Skip the images and copy each record exactly as written.
++++ Material for this task
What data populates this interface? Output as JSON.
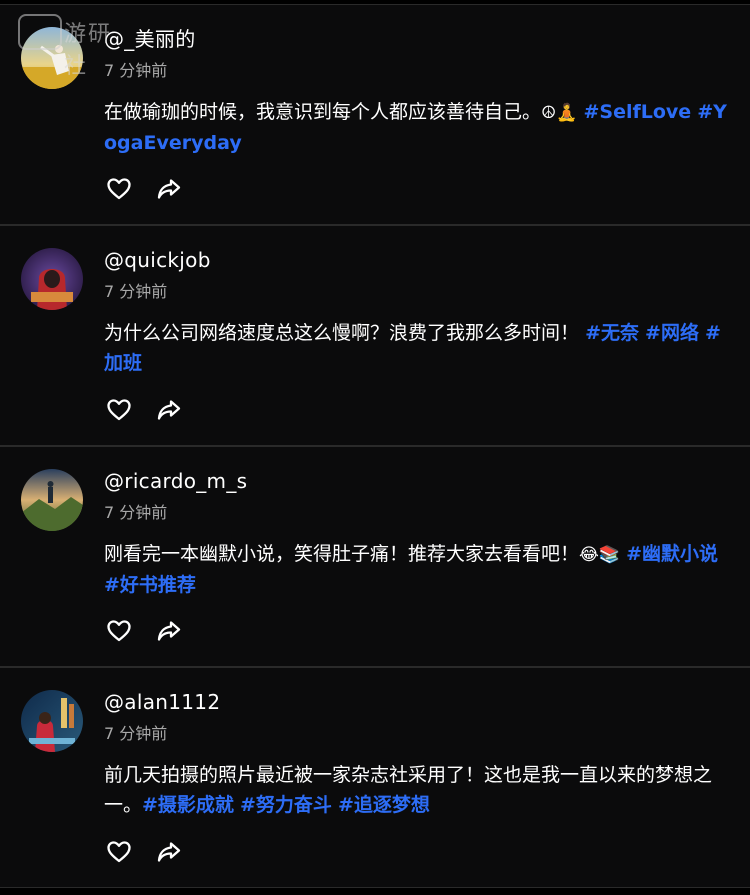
{
  "posts": [
    {
      "username": "@_美丽的",
      "time": "7 分钟前",
      "text": "在做瑜珈的时候，我意识到每个人都应该善待自己。",
      "emoji": "☮🧘",
      "tags": [
        "#SelfLove",
        "#YogaEveryday"
      ]
    },
    {
      "username": "@quickjob",
      "time": "7 分钟前",
      "text": "为什么公司网络速度总这么慢啊？浪费了我那么多时间！",
      "emoji": "",
      "tags": [
        "#无奈",
        "#网络",
        "#加班"
      ]
    },
    {
      "username": "@ricardo_m_s",
      "time": "7 分钟前",
      "text": "刚看完一本幽默小说，笑得肚子痛！推荐大家去看看吧！",
      "emoji": "😂📚",
      "tags": [
        "#幽默小说",
        "#好书推荐"
      ]
    },
    {
      "username": "@alan1112",
      "time": "7 分钟前",
      "text": "前几天拍摄的照片最近被一家杂志社采用了！这也是我一直以来的梦想之一。",
      "emoji": "",
      "tags": [
        "#摄影成就",
        "#努力奋斗",
        "#追逐梦想"
      ]
    }
  ],
  "watermark": {
    "text": "游研社"
  },
  "colors": {
    "background": "#000000",
    "card": "#0b0b0c",
    "hashtag": "#2d6df6",
    "time": "#a8a8a8"
  },
  "icons": {
    "like": "heart-outline-icon",
    "share": "share-arrow-icon"
  }
}
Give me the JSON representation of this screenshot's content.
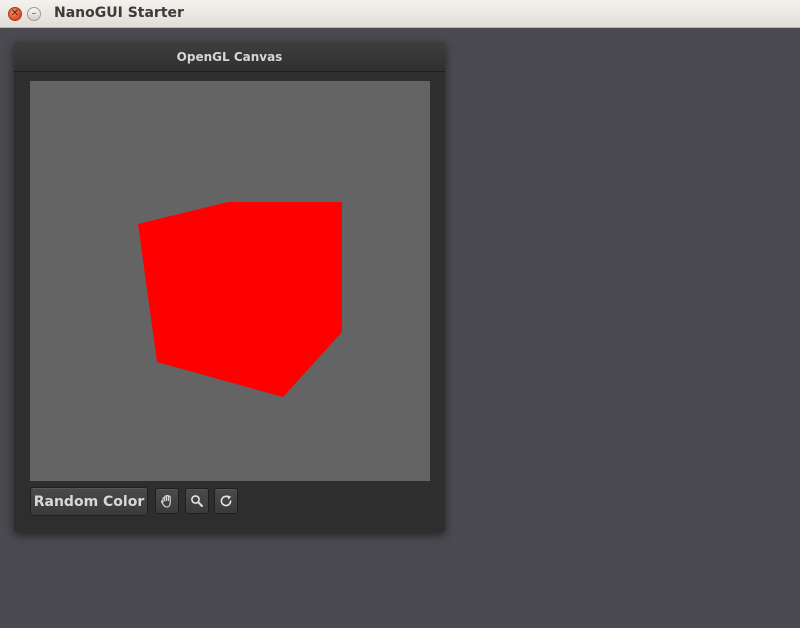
{
  "window": {
    "title": "NanoGUI Starter",
    "close_glyph": "✕",
    "minimize_glyph": "–"
  },
  "panel": {
    "title": "OpenGL Canvas"
  },
  "canvas": {
    "background_color": "#646464",
    "cube_color": "#ff0000"
  },
  "toolbar": {
    "random_color_label": "Random Color",
    "icons": [
      "hand-pan-icon",
      "magnifier-zoom-icon",
      "rotate-icon"
    ]
  }
}
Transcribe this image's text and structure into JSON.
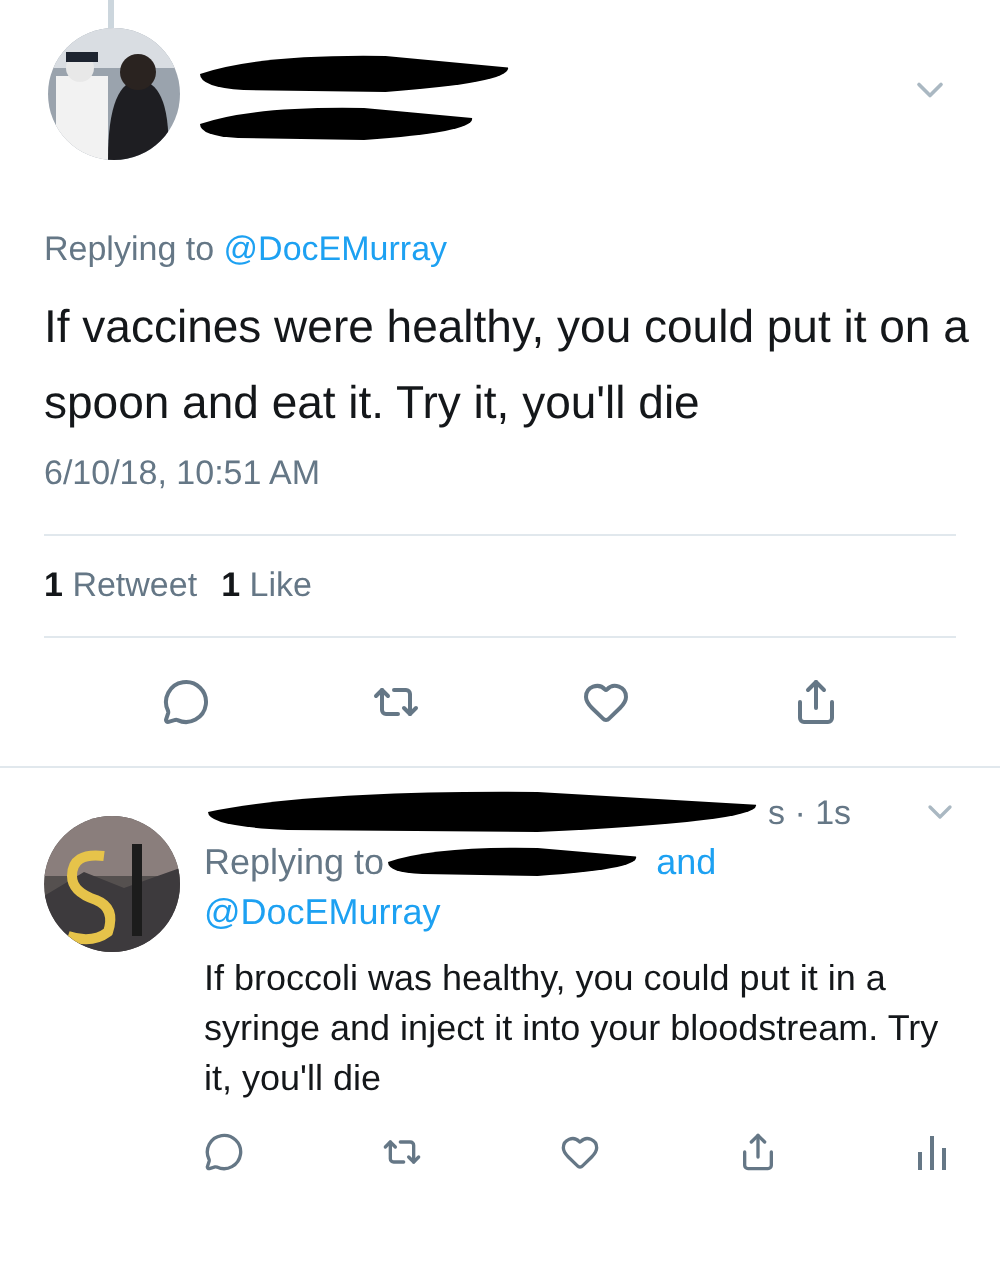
{
  "main_tweet": {
    "replying_to": "Replying to",
    "mention": "@DocEMurray",
    "text": "If vaccines were healthy, you could put it on a spoon and eat it. Try it, you'll die",
    "timestamp": "6/10/18, 10:51 AM",
    "retweets": {
      "count": "1",
      "label": "Retweet"
    },
    "likes": {
      "count": "1",
      "label": "Like"
    }
  },
  "reply": {
    "time": "s · 1s",
    "replying_to": "Replying to",
    "and": "and",
    "mention": "@DocEMurray",
    "text": "If broccoli was healthy, you could put it in a syringe and inject it into your bloodstream. Try it, you'll die"
  }
}
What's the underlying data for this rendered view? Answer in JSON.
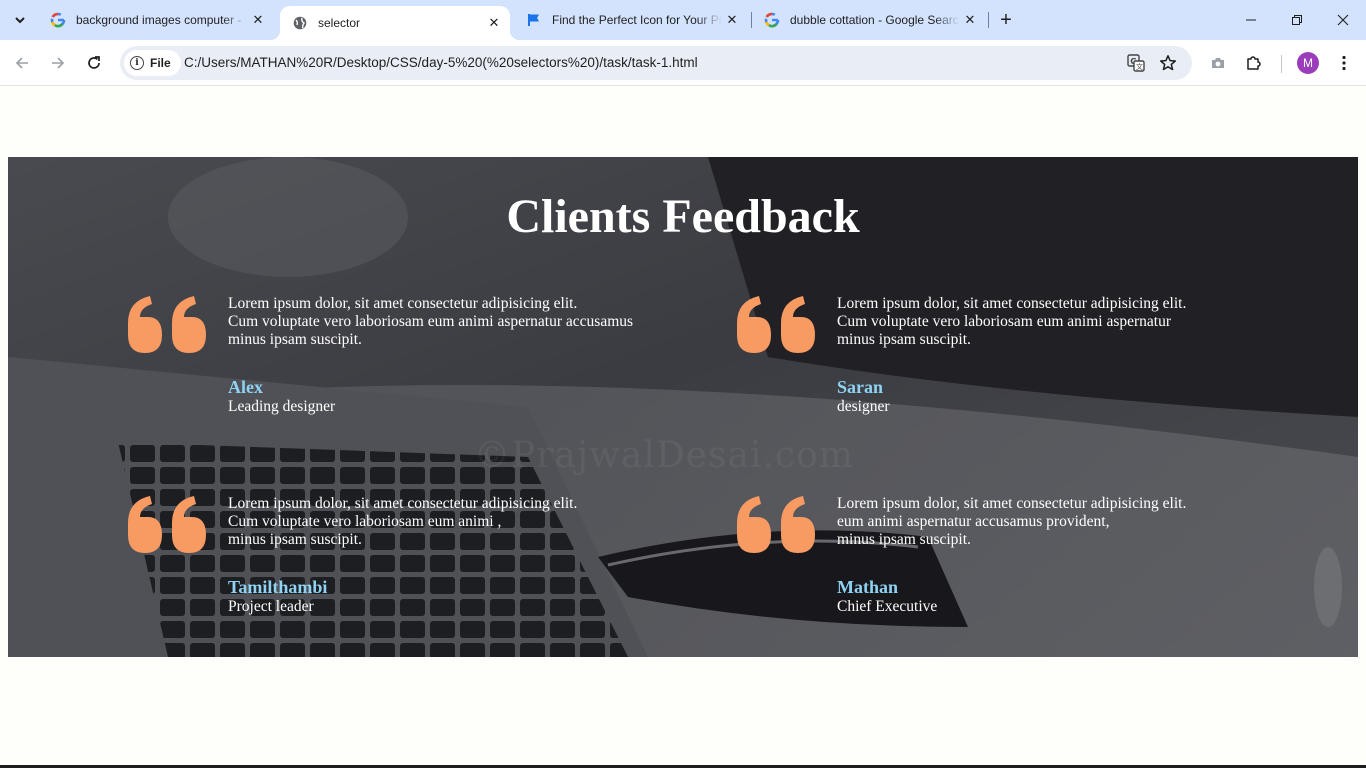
{
  "browser": {
    "tabs": [
      {
        "title": "background images computer -",
        "favicon": "google-g-icon",
        "active": false
      },
      {
        "title": "selector",
        "favicon": "globe-icon",
        "active": true
      },
      {
        "title": "Find the Perfect Icon for Your Pr",
        "favicon": "flag-icon",
        "active": false
      },
      {
        "title": "dubble cottation - Google Search",
        "favicon": "google-g-icon",
        "active": false
      }
    ],
    "close_glyph": "✕",
    "new_tab_glyph": "+",
    "address": {
      "chip_label": "File",
      "url": "C:/Users/MATHAN%20R/Desktop/CSS/day-5%20(%20selectors%20)/task/task-1.html"
    },
    "profile_initial": "M",
    "colors": {
      "tabstrip": "#d3e3fd",
      "accent_quote": "#f79b63",
      "name_color": "#8fd3f4",
      "avatar": "#9b3dba"
    }
  },
  "page": {
    "heading": "Clients Feedback",
    "watermark": "©PrajwalDesai.com",
    "testimonials": [
      {
        "lines": [
          "Lorem ipsum dolor, sit amet consectetur adipisicing elit.",
          "Cum voluptate vero laboriosam eum animi aspernatur accusamus",
          "minus ipsam suscipit."
        ],
        "name": "Alex",
        "role": "Leading designer"
      },
      {
        "lines": [
          "Lorem ipsum dolor, sit amet consectetur adipisicing elit.",
          "Cum voluptate vero laboriosam eum animi aspernatur",
          "minus ipsam suscipit."
        ],
        "name": "Saran",
        "role": "designer"
      },
      {
        "lines": [
          "Lorem ipsum dolor, sit amet consectetur adipisicing elit.",
          "Cum voluptate vero laboriosam eum animi ,",
          "minus ipsam suscipit."
        ],
        "name": "Tamilthambi",
        "role": "Project leader"
      },
      {
        "lines": [
          "Lorem ipsum dolor, sit amet consectetur adipisicing elit.",
          "eum animi aspernatur accusamus provident,",
          "minus ipsam suscipit."
        ],
        "name": "Mathan",
        "role": "Chief Executive"
      }
    ]
  }
}
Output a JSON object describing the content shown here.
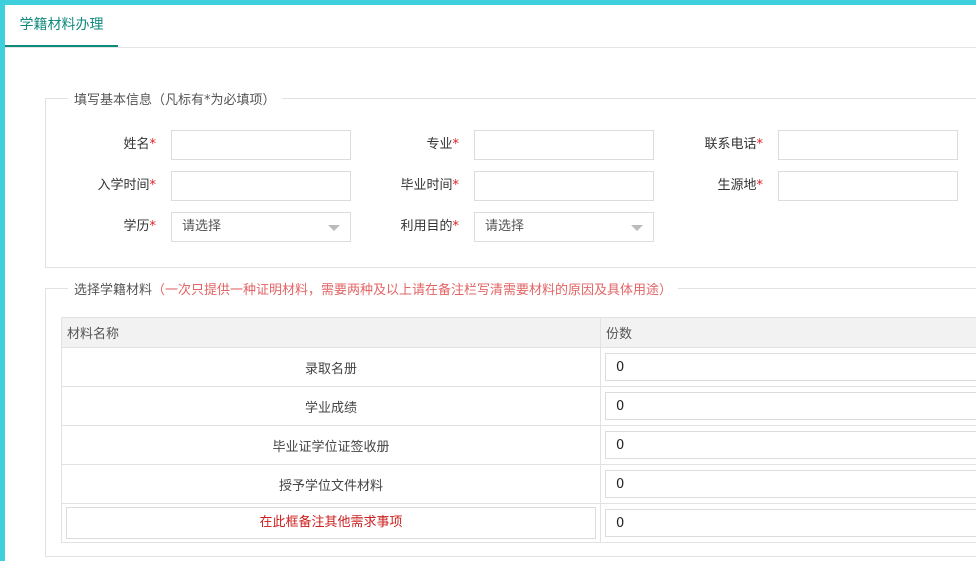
{
  "tab": {
    "label": "学籍材料办理"
  },
  "basic": {
    "legend": "填写基本信息（凡标有*为必填项）",
    "fields": [
      {
        "label": "姓名",
        "required": "*",
        "value": ""
      },
      {
        "label": "专业",
        "required": "*",
        "value": ""
      },
      {
        "label": "联系电话",
        "required": "*",
        "value": ""
      },
      {
        "label": "入学时间",
        "required": "*",
        "value": ""
      },
      {
        "label": "毕业时间",
        "required": "*",
        "value": ""
      },
      {
        "label": "生源地",
        "required": "*",
        "value": ""
      }
    ],
    "selects": [
      {
        "label": "学历",
        "required": "*",
        "value": "请选择"
      },
      {
        "label": "利用目的",
        "required": "*",
        "value": "请选择"
      }
    ]
  },
  "materials": {
    "legend": "选择学籍材料",
    "legend_note": "（一次只提供一种证明材料，需要两种及以上请在备注栏写清需要材料的原因及具体用途）",
    "headers": [
      "材料名称",
      "份数"
    ],
    "rows": [
      {
        "name": "录取名册",
        "qty": "0"
      },
      {
        "name": "学业成绩",
        "qty": "0"
      },
      {
        "name": "毕业证学位证签收册",
        "qty": "0"
      },
      {
        "name": "授予学位文件材料",
        "qty": "0"
      }
    ],
    "note_placeholder": "在此框备注其他需求事项",
    "note_qty": "0"
  },
  "colors": {
    "accent": "#0e8a7c",
    "frame": "#3dd0dc",
    "required": "#e02020",
    "note": "#cc1f1f"
  }
}
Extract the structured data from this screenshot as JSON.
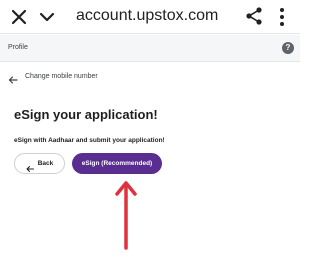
{
  "browser": {
    "url": "account.upstox.com",
    "icons": [
      "close-icon",
      "chevron-down-icon",
      "share-icon",
      "more-vert-icon"
    ]
  },
  "header": {
    "title": "Profile",
    "help_icon": "?"
  },
  "nav": {
    "back_label": "Change mobile number"
  },
  "main": {
    "title": "eSign your application!",
    "subtitle": "eSign with Aadhaar and submit your application!",
    "back_button_label": "Back",
    "esign_button_label": "eSign (Recommended)"
  },
  "colors": {
    "primary": "#5a2d91",
    "annotation": "#e0323c"
  }
}
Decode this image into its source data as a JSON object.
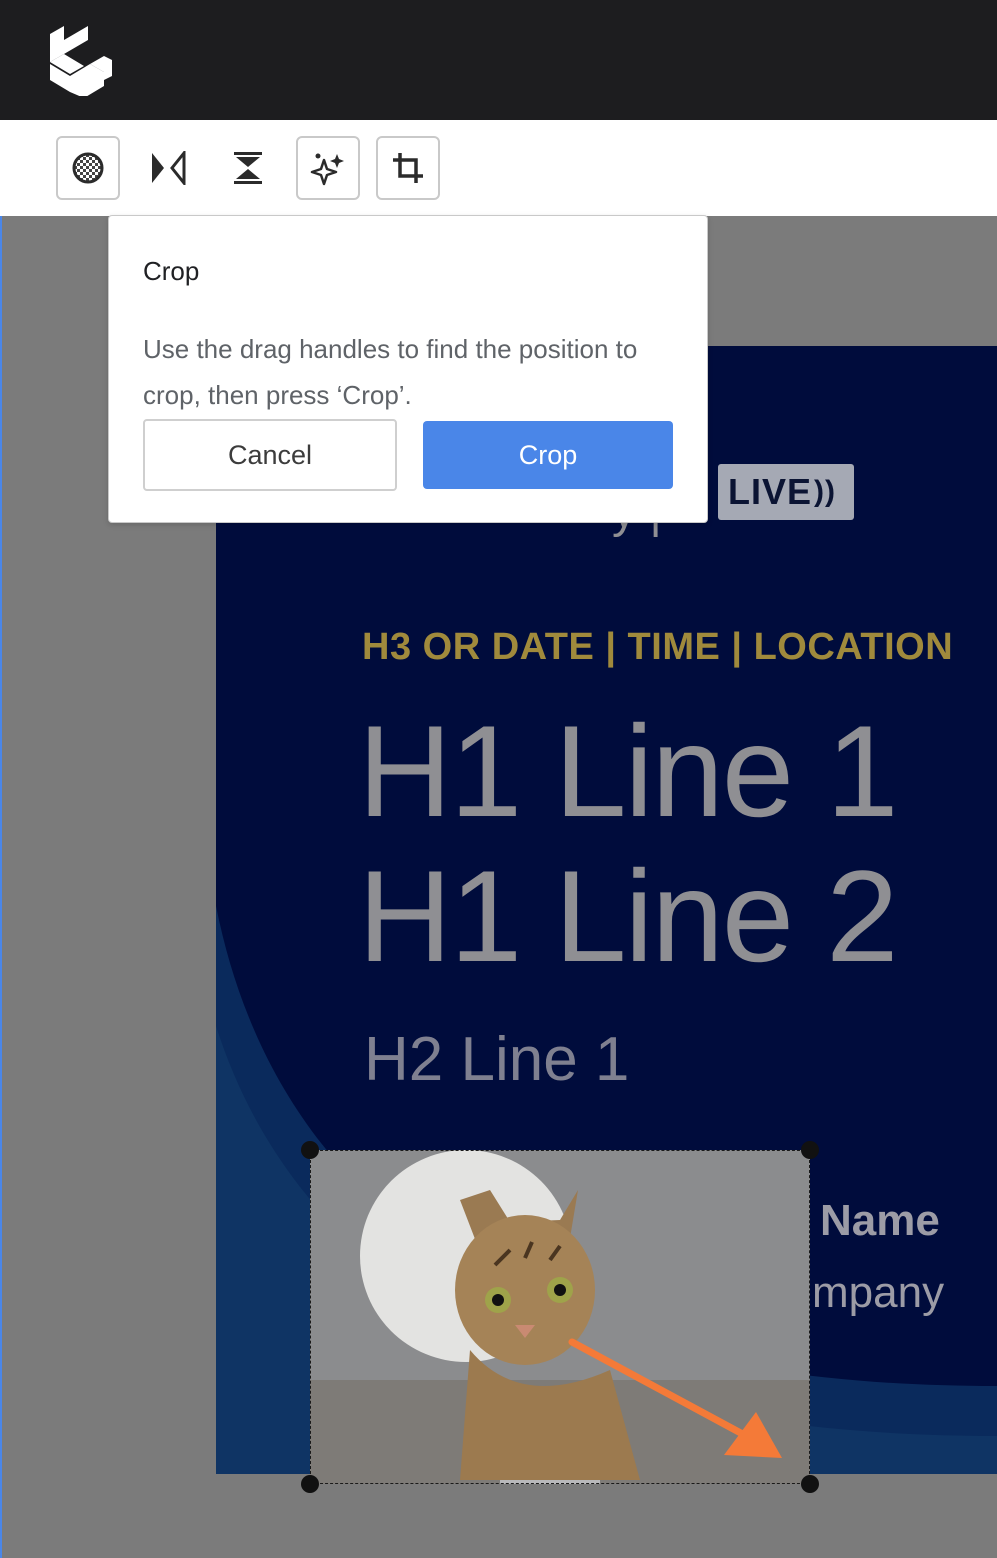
++++++++
_Output_
What data populates this interface? Output as JSON.
{
  "posts": [
    {
      "username": "@_美丽的",
      "time": "7 分钟前",
      "text": "在做瑜珈的时候，我意识到每个人都应该善待自己。",
      "emoji": "☮🧘",
      "tags": [
        "#SelfLove",
        "#YogaEveryday"
      ]
    },
    {
      "username": "@quickjob",
      "time": "7 分钟前",
      "text": "为什么公司网络速度总这么慢啊？浪费了我那么多时间！",
      "emoji": "",
      "tags": [
        "#无奈",
        "#网络",
        "#加班"
      ]
    },
    {
      "username": "@ricardo_m_s",
      "time": "7 分钟前",
      "text": "刚看完一本幽默小说，笑得肚子痛！推荐大家去看看吧！",
      "emoji": "😂📚",
      "tags": [
        "#幽默小说",
        "#好书推荐"
      ]
    },
    {
      "username": "@alan1112",
      "time": "7 分钟前",
      "text": "前几天拍摄的照片最近被一家杂志社采用了！这也是我一直以来的梦想之一。",
      "emoji": "",
      "tags": [
        "#摄影成就",
        "#努力奋斗",
        "#追逐梦想"
      ]
    }
  ],
  "watermark": {
    "text": "游研社"
  },
  "colors": {
    "background": "#000000",
    "card": "#0b0b0c",
    "hashtag": "#2d6df6",
    "time": "#a8a8a8"
  },
  "icons": {
    "like": "heart-outline-icon",
    "share": "share-arrow-icon"
  }
}
Give me the JSON representation of this screenshot's content.
{
  "window": {
    "title": "NanoGUI Starter",
    "close_glyph": "✕",
    "minimize_glyph": "–"
  },
  "panel": {
    "title": "OpenGL Canvas"
  },
  "canvas": {
    "background_color": "#646464",
    "cube_color": "#ff0000"
  },
  "toolbar": {
    "random_color_label": "Random Color",
    "icons": [
      "hand-pan-icon",
      "magnifier-zoom-icon",
      "rotate-icon"
    ]
  }
}
Transcribe this image's text and structure into JSON.
{
  "main_tweet": {
    "replying_to": "Replying to",
    "mention": "@DocEMurray",
    "text": "If vaccines were healthy, you could put it on a spoon and eat it. Try it, you'll die",
    "timestamp": "6/10/18, 10:51 AM",
    "retweets": {
      "count": "1",
      "label": "Retweet"
    },
    "likes": {
      "count": "1",
      "label": "Like"
    }
  },
  "reply": {
    "time": "s · 1s",
    "replying_to": "Replying to",
    "and": "and",
    "mention": "@DocEMurray",
    "text": "If broccoli was healthy, you could put it in a syringe and inject it into your bloodstream. Try it, you'll die"
  }
}
What's the underlying data for this rendered view? Answer in JSON.
{
  "browser": {
    "tabs": [
      {
        "title": "background images computer -",
        "favicon": "google-g-icon",
        "active": false
      },
      {
        "title": "selector",
        "favicon": "globe-icon",
        "active": true
      },
      {
        "title": "Find the Perfect Icon for Your Pr",
        "favicon": "flag-icon",
        "active": false
      },
      {
        "title": "dubble cottation - Google Search",
        "favicon": "google-g-icon",
        "active": false
      }
    ],
    "close_glyph": "✕",
    "new_tab_glyph": "+",
    "address": {
      "chip_label": "File",
      "url": "C:/Users/MATHAN%20R/Desktop/CSS/day-5%20(%20selectors%20)/task/task-1.html"
    },
    "profile_initial": "M",
    "colors": {
      "tabstrip": "#d3e3fd",
      "accent_quote": "#f79b63",
      "name_color": "#8fd3f4",
      "avatar": "#9b3dba"
    }
  },
  "page": {
    "heading": "Clients Feedback",
    "watermark": "©PrajwalDesai.com",
    "testimonials": [
      {
        "lines": [
          "Lorem ipsum dolor, sit amet consectetur adipisicing elit.",
          "Cum voluptate vero laboriosam eum animi aspernatur accusamus",
          "minus ipsam suscipit."
        ],
        "name": "Alex",
        "role": "Leading designer"
      },
      {
        "lines": [
          "Lorem ipsum dolor, sit amet consectetur adipisicing elit.",
          "Cum voluptate vero laboriosam eum animi aspernatur",
          "minus ipsam suscipit."
        ],
        "name": "Saran",
        "role": "designer"
      },
      {
        "lines": [
          "Lorem ipsum dolor, sit amet consectetur adipisicing elit.",
          "Cum voluptate vero laboriosam eum animi ,",
          "minus ipsam suscipit."
        ],
        "name": "Tamilthambi",
        "role": "Project leader"
      },
      {
        "lines": [
          "Lorem ipsum dolor, sit amet consectetur adipisicing elit.",
          "eum animi aspernatur accusamus provident,",
          "minus ipsam suscipit."
        ],
        "name": "Mathan",
        "role": "Chief Executive"
      }
    ]
  }
}
Output a JSON object describing the content shown here.
{
  "tab": {
    "label": "学籍材料办理"
  },
  "basic": {
    "legend": "填写基本信息（凡标有*为必填项）",
    "fields": [
      {
        "label": "姓名",
        "required": "*",
        "value": ""
      },
      {
        "label": "专业",
        "required": "*",
        "value": ""
      },
      {
        "label": "联系电话",
        "required": "*",
        "value": ""
      },
      {
        "label": "入学时间",
        "required": "*",
        "value": ""
      },
      {
        "label": "毕业时间",
        "required": "*",
        "value": ""
      },
      {
        "label": "生源地",
        "required": "*",
        "value": ""
      }
    ],
    "selects": [
      {
        "label": "学历",
        "required": "*",
        "value": "请选择"
      },
      {
        "label": "利用目的",
        "required": "*",
        "value": "请选择"
      }
    ]
  },
  "materials": {
    "legend": "选择学籍材料",
    "legend_note": "（一次只提供一种证明材料，需要两种及以上请在备注栏写清需要材料的原因及具体用途）",
    "headers": [
      "材料名称",
      "份数"
    ],
    "rows": [
      {
        "name": "录取名册",
        "qty": "0"
      },
      {
        "name": "学业成绩",
        "qty": "0"
      },
      {
        "name": "毕业证学位证签收册",
        "qty": "0"
      },
      {
        "name": "授予学位文件材料",
        "qty": "0"
      }
    ],
    "note_placeholder": "在此框备注其他需求事项",
    "note_qty": "0"
  },
  "colors": {
    "accent": "#0e8a7c",
    "frame": "#3dd0dc",
    "required": "#e02020",
    "note": "#cc1f1f"
  }
}
Extract the structured data from this screenshot as JSON.
{
  "browser": {
    "url": "account.upstox.com",
    "icons": [
      "close-icon",
      "chevron-down-icon",
      "share-icon",
      "more-vert-icon"
    ]
  },
  "header": {
    "title": "Profile",
    "help_icon": "?"
  },
  "nav": {
    "back_label": "Change mobile number"
  },
  "main": {
    "title": "eSign your application!",
    "subtitle": "eSign with Aadhaar and submit your application!",
    "back_button_label": "Back",
    "esign_button_label": "eSign (Recommended)"
  },
  "colors": {
    "primary": "#5a2d91",
    "annotation": "#e0323c"
  }
}
Decode this image into its source data as a JSON object.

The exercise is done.